BEGIN Listed entries

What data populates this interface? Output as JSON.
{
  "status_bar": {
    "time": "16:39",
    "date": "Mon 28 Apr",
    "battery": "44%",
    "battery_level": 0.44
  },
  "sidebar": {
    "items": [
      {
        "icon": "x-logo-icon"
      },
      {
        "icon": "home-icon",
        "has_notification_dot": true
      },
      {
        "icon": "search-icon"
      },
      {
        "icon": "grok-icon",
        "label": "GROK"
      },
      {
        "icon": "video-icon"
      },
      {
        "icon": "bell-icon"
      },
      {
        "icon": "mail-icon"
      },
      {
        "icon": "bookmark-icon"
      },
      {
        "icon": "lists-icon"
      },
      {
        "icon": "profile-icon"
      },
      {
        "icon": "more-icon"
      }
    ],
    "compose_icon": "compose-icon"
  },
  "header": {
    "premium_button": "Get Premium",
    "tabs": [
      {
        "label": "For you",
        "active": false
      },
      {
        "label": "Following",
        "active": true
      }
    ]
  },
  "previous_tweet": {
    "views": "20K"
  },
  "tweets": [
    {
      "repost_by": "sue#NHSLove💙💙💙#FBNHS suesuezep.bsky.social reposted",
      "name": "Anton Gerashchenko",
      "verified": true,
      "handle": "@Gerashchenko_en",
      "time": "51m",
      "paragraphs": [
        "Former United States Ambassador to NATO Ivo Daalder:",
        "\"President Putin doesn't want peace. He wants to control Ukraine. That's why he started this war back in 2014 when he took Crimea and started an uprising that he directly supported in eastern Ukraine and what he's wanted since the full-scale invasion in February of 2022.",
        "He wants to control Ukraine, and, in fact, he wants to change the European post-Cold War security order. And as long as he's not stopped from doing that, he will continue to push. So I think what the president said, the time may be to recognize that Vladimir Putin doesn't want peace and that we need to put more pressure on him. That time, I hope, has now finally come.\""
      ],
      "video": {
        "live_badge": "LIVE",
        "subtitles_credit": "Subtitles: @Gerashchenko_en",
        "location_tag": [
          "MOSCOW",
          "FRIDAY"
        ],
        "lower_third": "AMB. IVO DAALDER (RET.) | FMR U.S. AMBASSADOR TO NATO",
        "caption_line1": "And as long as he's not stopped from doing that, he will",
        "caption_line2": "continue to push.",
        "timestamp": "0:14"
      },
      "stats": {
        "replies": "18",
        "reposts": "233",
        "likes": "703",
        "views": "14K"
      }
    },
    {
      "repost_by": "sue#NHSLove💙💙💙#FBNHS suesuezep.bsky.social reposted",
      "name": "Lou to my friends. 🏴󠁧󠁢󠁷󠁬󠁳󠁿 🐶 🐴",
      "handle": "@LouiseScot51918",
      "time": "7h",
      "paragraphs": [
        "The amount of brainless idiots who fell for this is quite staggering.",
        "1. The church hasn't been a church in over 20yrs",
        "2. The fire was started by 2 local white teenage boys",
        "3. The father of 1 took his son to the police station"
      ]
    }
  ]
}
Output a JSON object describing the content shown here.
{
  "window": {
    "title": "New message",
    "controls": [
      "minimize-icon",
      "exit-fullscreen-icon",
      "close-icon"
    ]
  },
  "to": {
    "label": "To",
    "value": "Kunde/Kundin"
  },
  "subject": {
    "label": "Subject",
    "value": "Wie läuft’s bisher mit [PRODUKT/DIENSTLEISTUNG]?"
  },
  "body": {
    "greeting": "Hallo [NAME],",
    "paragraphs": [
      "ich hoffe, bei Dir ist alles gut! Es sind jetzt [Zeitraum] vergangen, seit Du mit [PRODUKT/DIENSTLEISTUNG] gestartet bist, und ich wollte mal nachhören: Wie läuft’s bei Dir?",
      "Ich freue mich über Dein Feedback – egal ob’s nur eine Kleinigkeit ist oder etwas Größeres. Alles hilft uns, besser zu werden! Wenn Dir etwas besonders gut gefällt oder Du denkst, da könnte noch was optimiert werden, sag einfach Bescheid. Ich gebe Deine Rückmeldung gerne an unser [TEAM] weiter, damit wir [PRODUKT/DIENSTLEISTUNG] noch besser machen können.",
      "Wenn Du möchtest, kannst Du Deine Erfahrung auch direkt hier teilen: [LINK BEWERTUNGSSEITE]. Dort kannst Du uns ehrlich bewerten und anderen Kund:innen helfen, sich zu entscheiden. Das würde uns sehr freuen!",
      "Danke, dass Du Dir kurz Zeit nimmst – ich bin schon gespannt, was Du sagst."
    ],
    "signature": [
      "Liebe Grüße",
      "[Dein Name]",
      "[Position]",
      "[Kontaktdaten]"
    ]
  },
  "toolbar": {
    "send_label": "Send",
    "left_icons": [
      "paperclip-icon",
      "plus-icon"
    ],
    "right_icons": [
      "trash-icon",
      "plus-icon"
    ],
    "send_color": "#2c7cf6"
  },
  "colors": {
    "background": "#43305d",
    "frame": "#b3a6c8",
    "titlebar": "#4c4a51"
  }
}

END Listed entries

Give an exact repetition of all the material.

*Written response*.
What data populates this interface? Output as JSON.
{
  "status_bar": {
    "time": "16:39",
    "date": "Mon 28 Apr",
    "battery": "44%",
    "battery_level": 0.44
  },
  "sidebar": {
    "items": [
      {
        "icon": "x-logo-icon"
      },
      {
        "icon": "home-icon",
        "has_notification_dot": true
      },
      {
        "icon": "search-icon"
      },
      {
        "icon": "grok-icon",
        "label": "GROK"
      },
      {
        "icon": "video-icon"
      },
      {
        "icon": "bell-icon"
      },
      {
        "icon": "mail-icon"
      },
      {
        "icon": "bookmark-icon"
      },
      {
        "icon": "lists-icon"
      },
      {
        "icon": "profile-icon"
      },
      {
        "icon": "more-icon"
      }
    ],
    "compose_icon": "compose-icon"
  },
  "header": {
    "premium_button": "Get Premium",
    "tabs": [
      {
        "label": "For you",
        "active": false
      },
      {
        "label": "Following",
        "active": true
      }
    ]
  },
  "previous_tweet": {
    "views": "20K"
  },
  "tweets": [
    {
      "repost_by": "sue#NHSLove💙💙💙#FBNHS suesuezep.bsky.social reposted",
      "name": "Anton Gerashchenko",
      "verified": true,
      "handle": "@Gerashchenko_en",
      "time": "51m",
      "paragraphs": [
        "Former United States Ambassador to NATO Ivo Daalder:",
        "\"President Putin doesn't want peace. He wants to control Ukraine. That's why he started this war back in 2014 when he took Crimea and started an uprising that he directly supported in eastern Ukraine and what he's wanted since the full-scale invasion in February of 2022.",
        "He wants to control Ukraine, and, in fact, he wants to change the European post-Cold War security order. And as long as he's not stopped from doing that, he will continue to push. So I think what the president said, the time may be to recognize that Vladimir Putin doesn't want peace and that we need to put more pressure on him. That time, I hope, has now finally come.\""
      ],
      "video": {
        "live_badge": "LIVE",
        "subtitles_credit": "Subtitles: @Gerashchenko_en",
        "location_tag": [
          "MOSCOW",
          "FRIDAY"
        ],
        "lower_third": "AMB. IVO DAALDER (RET.) | FMR U.S. AMBASSADOR TO NATO",
        "caption_line1": "And as long as he's not stopped from doing that, he will",
        "caption_line2": "continue to push.",
        "timestamp": "0:14"
      },
      "stats": {
        "replies": "18",
        "reposts": "233",
        "likes": "703",
        "views": "14K"
      }
    },
    {
      "repost_by": "sue#NHSLove💙💙💙#FBNHS suesuezep.bsky.social reposted",
      "name": "Lou to my friends. 🏴󠁧󠁢󠁷󠁬󠁳󠁿 🐶 🐴",
      "handle": "@LouiseScot51918",
      "time": "7h",
      "paragraphs": [
        "The amount of brainless idiots who fell for this is quite staggering.",
        "1. The church hasn't been a church in over 20yrs",
        "2. The fire was started by 2 local white teenage boys",
        "3. The father of 1 took his son to the police station"
      ]
    }
  ]
}
Output a JSON object describing the content shown here.
{
  "window": {
    "title": "New message",
    "controls": [
      "minimize-icon",
      "exit-fullscreen-icon",
      "close-icon"
    ]
  },
  "to": {
    "label": "To",
    "value": "Kunde/Kundin"
  },
  "subject": {
    "label": "Subject",
    "value": "Wie läuft’s bisher mit [PRODUKT/DIENSTLEISTUNG]?"
  },
  "body": {
    "greeting": "Hallo [NAME],",
    "paragraphs": [
      "ich hoffe, bei Dir ist alles gut! Es sind jetzt [Zeitraum] vergangen, seit Du mit [PRODUKT/DIENSTLEISTUNG] gestartet bist, und ich wollte mal nachhören: Wie läuft’s bei Dir?",
      "Ich freue mich über Dein Feedback – egal ob’s nur eine Kleinigkeit ist oder etwas Größeres. Alles hilft uns, besser zu werden! Wenn Dir etwas besonders gut gefällt oder Du denkst, da könnte noch was optimiert werden, sag einfach Bescheid. Ich gebe Deine Rückmeldung gerne an unser [TEAM] weiter, damit wir [PRODUKT/DIENSTLEISTUNG] noch besser machen können.",
      "Wenn Du möchtest, kannst Du Deine Erfahrung auch direkt hier teilen: [LINK BEWERTUNGSSEITE]. Dort kannst Du uns ehrlich bewerten und anderen Kund:innen helfen, sich zu entscheiden. Das würde uns sehr freuen!",
      "Danke, dass Du Dir kurz Zeit nimmst – ich bin schon gespannt, was Du sagst."
    ],
    "signature": [
      "Liebe Grüße",
      "[Dein Name]",
      "[Position]",
      "[Kontaktdaten]"
    ]
  },
  "toolbar": {
    "send_label": "Send",
    "left_icons": [
      "paperclip-icon",
      "plus-icon"
    ],
    "right_icons": [
      "trash-icon",
      "plus-icon"
    ],
    "send_color": "#2c7cf6"
  },
  "colors": {
    "background": "#43305d",
    "frame": "#b3a6c8",
    "titlebar": "#4c4a51"
  }
}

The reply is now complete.